▶ _REQUEST_
Set down each record exactly as written.
>> begin DATA FOR THIS EXERCISE
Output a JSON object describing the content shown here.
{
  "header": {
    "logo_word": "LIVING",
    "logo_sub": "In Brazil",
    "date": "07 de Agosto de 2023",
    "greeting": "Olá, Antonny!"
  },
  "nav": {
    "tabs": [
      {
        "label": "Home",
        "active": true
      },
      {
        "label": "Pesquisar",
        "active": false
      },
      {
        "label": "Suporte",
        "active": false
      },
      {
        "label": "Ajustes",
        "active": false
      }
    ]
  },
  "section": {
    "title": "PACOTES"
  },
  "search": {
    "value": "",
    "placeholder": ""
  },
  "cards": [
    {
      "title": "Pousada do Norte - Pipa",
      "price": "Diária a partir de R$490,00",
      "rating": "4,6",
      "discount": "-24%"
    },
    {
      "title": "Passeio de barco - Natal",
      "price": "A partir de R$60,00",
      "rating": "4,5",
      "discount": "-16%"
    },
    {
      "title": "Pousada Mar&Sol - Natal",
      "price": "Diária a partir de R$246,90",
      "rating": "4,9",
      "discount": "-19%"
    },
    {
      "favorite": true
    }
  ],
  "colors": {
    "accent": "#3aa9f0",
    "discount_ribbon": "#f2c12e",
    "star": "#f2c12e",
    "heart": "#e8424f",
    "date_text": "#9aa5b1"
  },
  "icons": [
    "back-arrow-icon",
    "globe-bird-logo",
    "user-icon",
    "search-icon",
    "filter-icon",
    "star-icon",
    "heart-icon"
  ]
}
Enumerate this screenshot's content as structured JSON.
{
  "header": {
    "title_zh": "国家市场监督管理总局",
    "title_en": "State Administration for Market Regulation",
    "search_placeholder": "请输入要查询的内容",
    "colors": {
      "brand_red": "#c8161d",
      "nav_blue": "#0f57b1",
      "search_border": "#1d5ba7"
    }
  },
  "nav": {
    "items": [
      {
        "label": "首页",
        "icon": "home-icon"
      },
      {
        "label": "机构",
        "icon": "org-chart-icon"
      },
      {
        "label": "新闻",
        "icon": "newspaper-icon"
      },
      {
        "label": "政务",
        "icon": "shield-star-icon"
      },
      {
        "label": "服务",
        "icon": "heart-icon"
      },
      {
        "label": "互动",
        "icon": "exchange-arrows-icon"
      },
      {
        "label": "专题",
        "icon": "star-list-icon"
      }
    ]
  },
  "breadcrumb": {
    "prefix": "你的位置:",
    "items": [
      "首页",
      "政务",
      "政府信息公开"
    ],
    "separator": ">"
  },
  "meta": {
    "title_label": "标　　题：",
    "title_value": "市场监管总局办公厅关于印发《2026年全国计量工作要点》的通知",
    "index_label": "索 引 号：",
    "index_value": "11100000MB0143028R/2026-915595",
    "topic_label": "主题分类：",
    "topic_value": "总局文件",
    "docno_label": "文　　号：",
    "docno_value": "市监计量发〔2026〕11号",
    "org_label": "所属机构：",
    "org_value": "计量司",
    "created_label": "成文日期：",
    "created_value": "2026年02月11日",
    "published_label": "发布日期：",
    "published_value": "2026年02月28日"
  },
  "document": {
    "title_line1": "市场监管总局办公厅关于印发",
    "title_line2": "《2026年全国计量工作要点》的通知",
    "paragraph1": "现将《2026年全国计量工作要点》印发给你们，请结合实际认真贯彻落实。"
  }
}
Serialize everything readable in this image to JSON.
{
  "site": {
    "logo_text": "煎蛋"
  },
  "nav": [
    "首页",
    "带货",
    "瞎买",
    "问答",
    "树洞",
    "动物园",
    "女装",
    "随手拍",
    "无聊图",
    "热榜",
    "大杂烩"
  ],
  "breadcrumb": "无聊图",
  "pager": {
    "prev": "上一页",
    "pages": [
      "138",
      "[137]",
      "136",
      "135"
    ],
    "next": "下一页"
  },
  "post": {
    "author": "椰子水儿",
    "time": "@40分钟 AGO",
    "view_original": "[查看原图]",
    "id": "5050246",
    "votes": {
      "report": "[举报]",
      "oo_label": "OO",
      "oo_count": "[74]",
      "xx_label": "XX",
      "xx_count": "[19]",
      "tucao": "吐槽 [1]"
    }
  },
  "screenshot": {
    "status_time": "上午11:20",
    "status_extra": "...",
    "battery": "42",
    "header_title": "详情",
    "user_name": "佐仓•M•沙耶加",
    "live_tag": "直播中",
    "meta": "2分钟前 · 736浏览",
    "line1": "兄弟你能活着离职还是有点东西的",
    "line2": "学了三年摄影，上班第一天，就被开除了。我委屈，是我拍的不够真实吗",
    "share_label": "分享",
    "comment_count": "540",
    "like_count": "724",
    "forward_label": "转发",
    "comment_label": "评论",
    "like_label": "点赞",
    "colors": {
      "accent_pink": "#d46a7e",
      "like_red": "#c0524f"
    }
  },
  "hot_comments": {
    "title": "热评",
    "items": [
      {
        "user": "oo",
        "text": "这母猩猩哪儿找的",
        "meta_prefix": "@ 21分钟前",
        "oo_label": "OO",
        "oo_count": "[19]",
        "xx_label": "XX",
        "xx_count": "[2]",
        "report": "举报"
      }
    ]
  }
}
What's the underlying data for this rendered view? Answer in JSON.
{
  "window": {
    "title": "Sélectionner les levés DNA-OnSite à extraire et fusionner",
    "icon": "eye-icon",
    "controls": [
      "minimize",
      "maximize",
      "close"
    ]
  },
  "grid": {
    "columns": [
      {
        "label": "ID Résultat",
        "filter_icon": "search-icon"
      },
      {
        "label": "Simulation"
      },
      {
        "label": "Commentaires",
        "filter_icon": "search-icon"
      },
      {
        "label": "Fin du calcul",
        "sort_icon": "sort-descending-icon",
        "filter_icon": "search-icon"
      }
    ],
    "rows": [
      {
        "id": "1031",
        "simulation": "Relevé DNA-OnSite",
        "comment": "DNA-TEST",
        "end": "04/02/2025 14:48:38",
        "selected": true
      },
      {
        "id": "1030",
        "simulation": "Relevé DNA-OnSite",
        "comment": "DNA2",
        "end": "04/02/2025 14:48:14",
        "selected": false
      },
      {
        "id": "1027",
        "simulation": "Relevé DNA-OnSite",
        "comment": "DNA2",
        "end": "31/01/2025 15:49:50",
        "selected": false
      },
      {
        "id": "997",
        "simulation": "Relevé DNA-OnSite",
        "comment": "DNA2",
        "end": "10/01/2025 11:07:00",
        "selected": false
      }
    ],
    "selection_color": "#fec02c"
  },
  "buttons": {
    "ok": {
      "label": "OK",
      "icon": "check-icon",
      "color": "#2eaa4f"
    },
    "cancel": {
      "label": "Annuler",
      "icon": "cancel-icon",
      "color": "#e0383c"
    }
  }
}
>> end DATA FOR THIS EXERCISE
▶ _FINISHED TASK_
Output a JSON object describing the content shown here.
{
  "header": {
    "logo_word": "LIVING",
    "logo_sub": "In Brazil",
    "date": "07 de Agosto de 2023",
    "greeting": "Olá, Antonny!"
  },
  "nav": {
    "tabs": [
      {
        "label": "Home",
        "active": true
      },
      {
        "label": "Pesquisar",
        "active": false
      },
      {
        "label": "Suporte",
        "active": false
      },
      {
        "label": "Ajustes",
        "active": false
      }
    ]
  },
  "section": {
    "title": "PACOTES"
  },
  "search": {
    "value": "",
    "placeholder": ""
  },
  "cards": [
    {
      "title": "Pousada do Norte - Pipa",
      "price": "Diária a partir de R$490,00",
      "rating": "4,6",
      "discount": "-24%"
    },
    {
      "title": "Passeio de barco - Natal",
      "price": "A partir de R$60,00",
      "rating": "4,5",
      "discount": "-16%"
    },
    {
      "title": "Pousada Mar&Sol - Natal",
      "price": "Diária a partir de R$246,90",
      "rating": "4,9",
      "discount": "-19%"
    },
    {
      "favorite": true
    }
  ],
  "colors": {
    "accent": "#3aa9f0",
    "discount_ribbon": "#f2c12e",
    "star": "#f2c12e",
    "heart": "#e8424f",
    "date_text": "#9aa5b1"
  },
  "icons": [
    "back-arrow-icon",
    "globe-bird-logo",
    "user-icon",
    "search-icon",
    "filter-icon",
    "star-icon",
    "heart-icon"
  ]
}
Enumerate this screenshot's content as structured JSON.
{
  "header": {
    "title_zh": "国家市场监督管理总局",
    "title_en": "State Administration for Market Regulation",
    "search_placeholder": "请输入要查询的内容",
    "colors": {
      "brand_red": "#c8161d",
      "nav_blue": "#0f57b1",
      "search_border": "#1d5ba7"
    }
  },
  "nav": {
    "items": [
      {
        "label": "首页",
        "icon": "home-icon"
      },
      {
        "label": "机构",
        "icon": "org-chart-icon"
      },
      {
        "label": "新闻",
        "icon": "newspaper-icon"
      },
      {
        "label": "政务",
        "icon": "shield-star-icon"
      },
      {
        "label": "服务",
        "icon": "heart-icon"
      },
      {
        "label": "互动",
        "icon": "exchange-arrows-icon"
      },
      {
        "label": "专题",
        "icon": "star-list-icon"
      }
    ]
  },
  "breadcrumb": {
    "prefix": "你的位置:",
    "items": [
      "首页",
      "政务",
      "政府信息公开"
    ],
    "separator": ">"
  },
  "meta": {
    "title_label": "标　　题：",
    "title_value": "市场监管总局办公厅关于印发《2026年全国计量工作要点》的通知",
    "index_label": "索 引 号：",
    "index_value": "11100000MB0143028R/2026-915595",
    "topic_label": "主题分类：",
    "topic_value": "总局文件",
    "docno_label": "文　　号：",
    "docno_value": "市监计量发〔2026〕11号",
    "org_label": "所属机构：",
    "org_value": "计量司",
    "created_label": "成文日期：",
    "created_value": "2026年02月11日",
    "published_label": "发布日期：",
    "published_value": "2026年02月28日"
  },
  "document": {
    "title_line1": "市场监管总局办公厅关于印发",
    "title_line2": "《2026年全国计量工作要点》的通知",
    "paragraph1": "现将《2026年全国计量工作要点》印发给你们，请结合实际认真贯彻落实。"
  }
}
Serialize everything readable in this image to JSON.
{
  "site": {
    "logo_text": "煎蛋"
  },
  "nav": [
    "首页",
    "带货",
    "瞎买",
    "问答",
    "树洞",
    "动物园",
    "女装",
    "随手拍",
    "无聊图",
    "热榜",
    "大杂烩"
  ],
  "breadcrumb": "无聊图",
  "pager": {
    "prev": "上一页",
    "pages": [
      "138",
      "[137]",
      "136",
      "135"
    ],
    "next": "下一页"
  },
  "post": {
    "author": "椰子水儿",
    "time": "@40分钟 AGO",
    "view_original": "[查看原图]",
    "id": "5050246",
    "votes": {
      "report": "[举报]",
      "oo_label": "OO",
      "oo_count": "[74]",
      "xx_label": "XX",
      "xx_count": "[19]",
      "tucao": "吐槽 [1]"
    }
  },
  "screenshot": {
    "status_time": "上午11:20",
    "status_extra": "...",
    "battery": "42",
    "header_title": "详情",
    "user_name": "佐仓•M•沙耶加",
    "live_tag": "直播中",
    "meta": "2分钟前 · 736浏览",
    "line1": "兄弟你能活着离职还是有点东西的",
    "line2": "学了三年摄影，上班第一天，就被开除了。我委屈，是我拍的不够真实吗",
    "share_label": "分享",
    "comment_count": "540",
    "like_count": "724",
    "forward_label": "转发",
    "comment_label": "评论",
    "like_label": "点赞",
    "colors": {
      "accent_pink": "#d46a7e",
      "like_red": "#c0524f"
    }
  },
  "hot_comments": {
    "title": "热评",
    "items": [
      {
        "user": "oo",
        "text": "这母猩猩哪儿找的",
        "meta_prefix": "@ 21分钟前",
        "oo_label": "OO",
        "oo_count": "[19]",
        "xx_label": "XX",
        "xx_count": "[2]",
        "report": "举报"
      }
    ]
  }
}
What's the underlying data for this rendered view? Answer in JSON.
{
  "window": {
    "title": "Sélectionner les levés DNA-OnSite à extraire et fusionner",
    "icon": "eye-icon",
    "controls": [
      "minimize",
      "maximize",
      "close"
    ]
  },
  "grid": {
    "columns": [
      {
        "label": "ID Résultat",
        "filter_icon": "search-icon"
      },
      {
        "label": "Simulation"
      },
      {
        "label": "Commentaires",
        "filter_icon": "search-icon"
      },
      {
        "label": "Fin du calcul",
        "sort_icon": "sort-descending-icon",
        "filter_icon": "search-icon"
      }
    ],
    "rows": [
      {
        "id": "1031",
        "simulation": "Relevé DNA-OnSite",
        "comment": "DNA-TEST",
        "end": "04/02/2025 14:48:38",
        "selected": true
      },
      {
        "id": "1030",
        "simulation": "Relevé DNA-OnSite",
        "comment": "DNA2",
        "end": "04/02/2025 14:48:14",
        "selected": false
      },
      {
        "id": "1027",
        "simulation": "Relevé DNA-OnSite",
        "comment": "DNA2",
        "end": "31/01/2025 15:49:50",
        "selected": false
      },
      {
        "id": "997",
        "simulation": "Relevé DNA-OnSite",
        "comment": "DNA2",
        "end": "10/01/2025 11:07:00",
        "selected": false
      }
    ],
    "selection_color": "#fec02c"
  },
  "buttons": {
    "ok": {
      "label": "OK",
      "icon": "check-icon",
      "color": "#2eaa4f"
    },
    "cancel": {
      "label": "Annuler",
      "icon": "cancel-icon",
      "color": "#e0383c"
    }
  }
}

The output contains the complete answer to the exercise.